■ **Exercise details**:
Say how many lines in the records include the string "structured", adding no other words.

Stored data
[start]

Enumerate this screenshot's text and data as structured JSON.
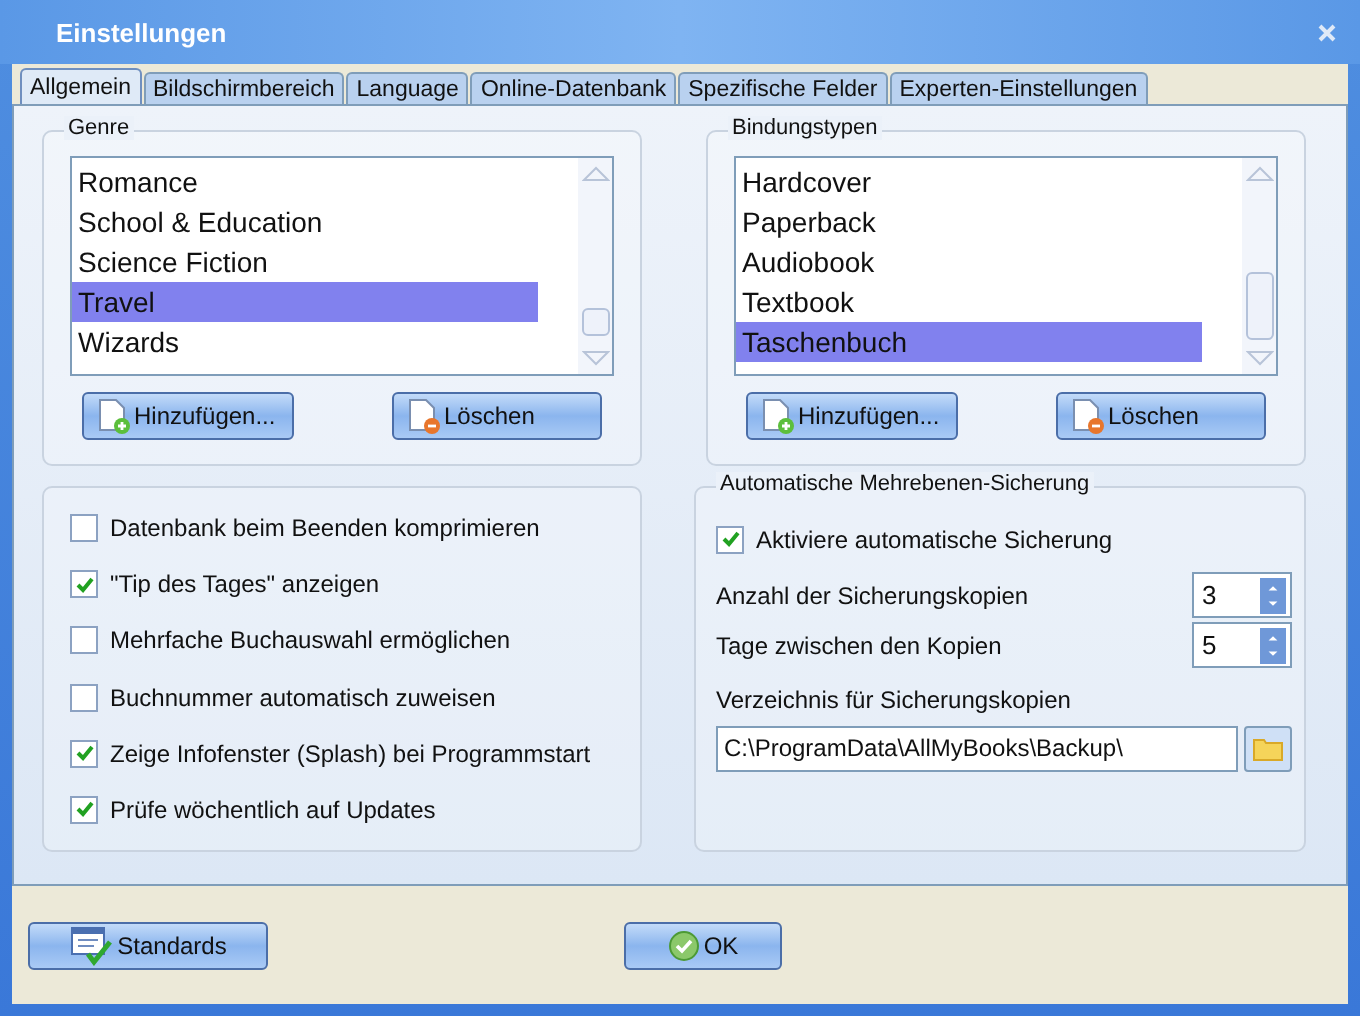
{
  "window": {
    "title": "Einstellungen"
  },
  "tabs": [
    {
      "label": "Allgemein",
      "selected": true
    },
    {
      "label": "Bildschirmbereich",
      "selected": false
    },
    {
      "label": "Language",
      "selected": false
    },
    {
      "label": "Online-Datenbank",
      "selected": false
    },
    {
      "label": "Spezifische Felder",
      "selected": false
    },
    {
      "label": "Experten-Einstellungen",
      "selected": false
    }
  ],
  "genre": {
    "legend": "Genre",
    "items": [
      {
        "label": "Romance",
        "selected": false
      },
      {
        "label": "School & Education",
        "selected": false
      },
      {
        "label": "Science Fiction",
        "selected": false
      },
      {
        "label": "Travel",
        "selected": true
      },
      {
        "label": "Wizards",
        "selected": false
      }
    ],
    "buttons": [
      "Hinzufügen...",
      "Löschen"
    ]
  },
  "bindings": {
    "legend": "Bindungstypen",
    "items": [
      {
        "label": "Hardcover",
        "selected": false
      },
      {
        "label": "Paperback",
        "selected": false
      },
      {
        "label": "Audiobook",
        "selected": false
      },
      {
        "label": "Textbook",
        "selected": false
      },
      {
        "label": "Taschenbuch",
        "selected": true
      }
    ],
    "buttons": [
      "Hinzufügen...",
      "Löschen"
    ]
  },
  "options": [
    {
      "label": "Datenbank beim Beenden komprimieren",
      "checked": false
    },
    {
      "label": "\"Tip des Tages\" anzeigen",
      "checked": true
    },
    {
      "label": "Mehrfache Buchauswahl ermöglichen",
      "checked": false
    },
    {
      "label": "Buchnummer automatisch zuweisen",
      "checked": false
    },
    {
      "label": "Zeige Infofenster (Splash) bei Programmstart",
      "checked": true
    },
    {
      "label": "Prüfe wöchentlich auf Updates",
      "checked": true
    }
  ],
  "backup": {
    "legend": "Automatische Mehrebenen-Sicherung",
    "enable": {
      "label": "Aktiviere automatische Sicherung",
      "checked": true
    },
    "spinners": [
      {
        "label": "Anzahl der Sicherungskopien",
        "value": "3"
      },
      {
        "label": "Tage zwischen den Kopien",
        "value": "5"
      }
    ],
    "folder_label": "Verzeichnis für Sicherungskopien",
    "folder_value": "C:\\ProgramData\\AllMyBooks\\Backup\\"
  },
  "footer": {
    "defaults_button": "Standards",
    "ok_button": "OK"
  }
}
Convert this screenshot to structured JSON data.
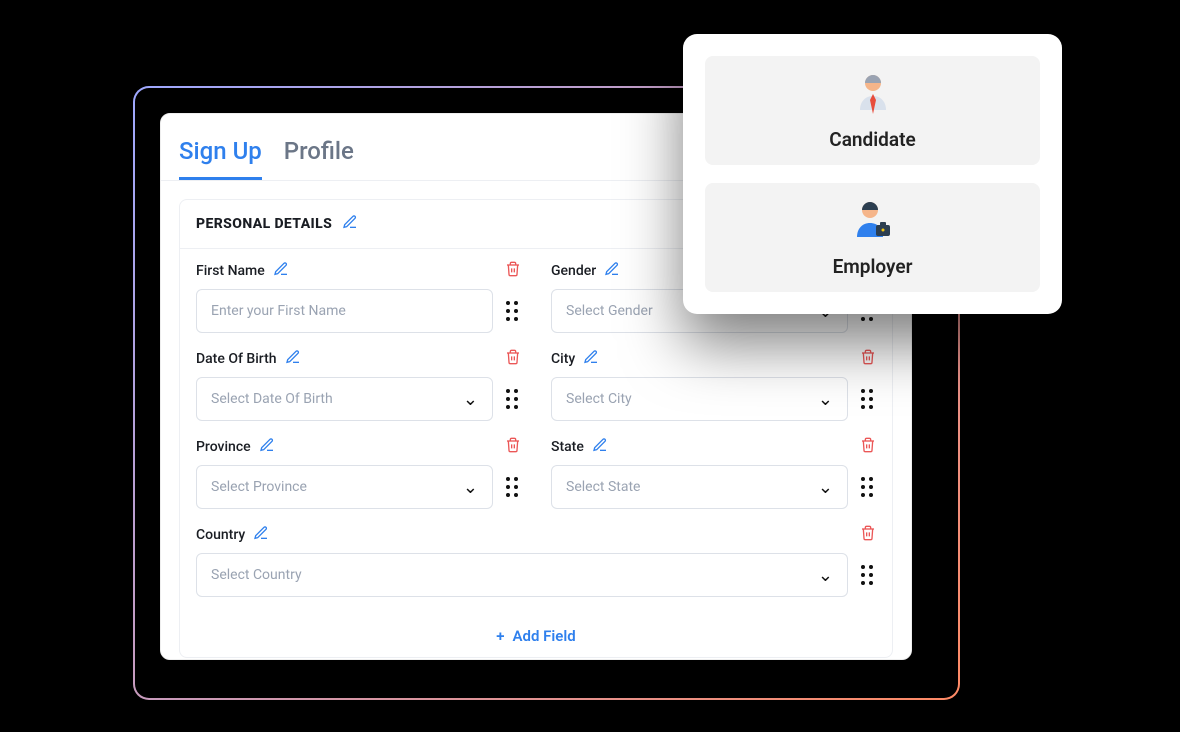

[end]

■ **Task response**:
2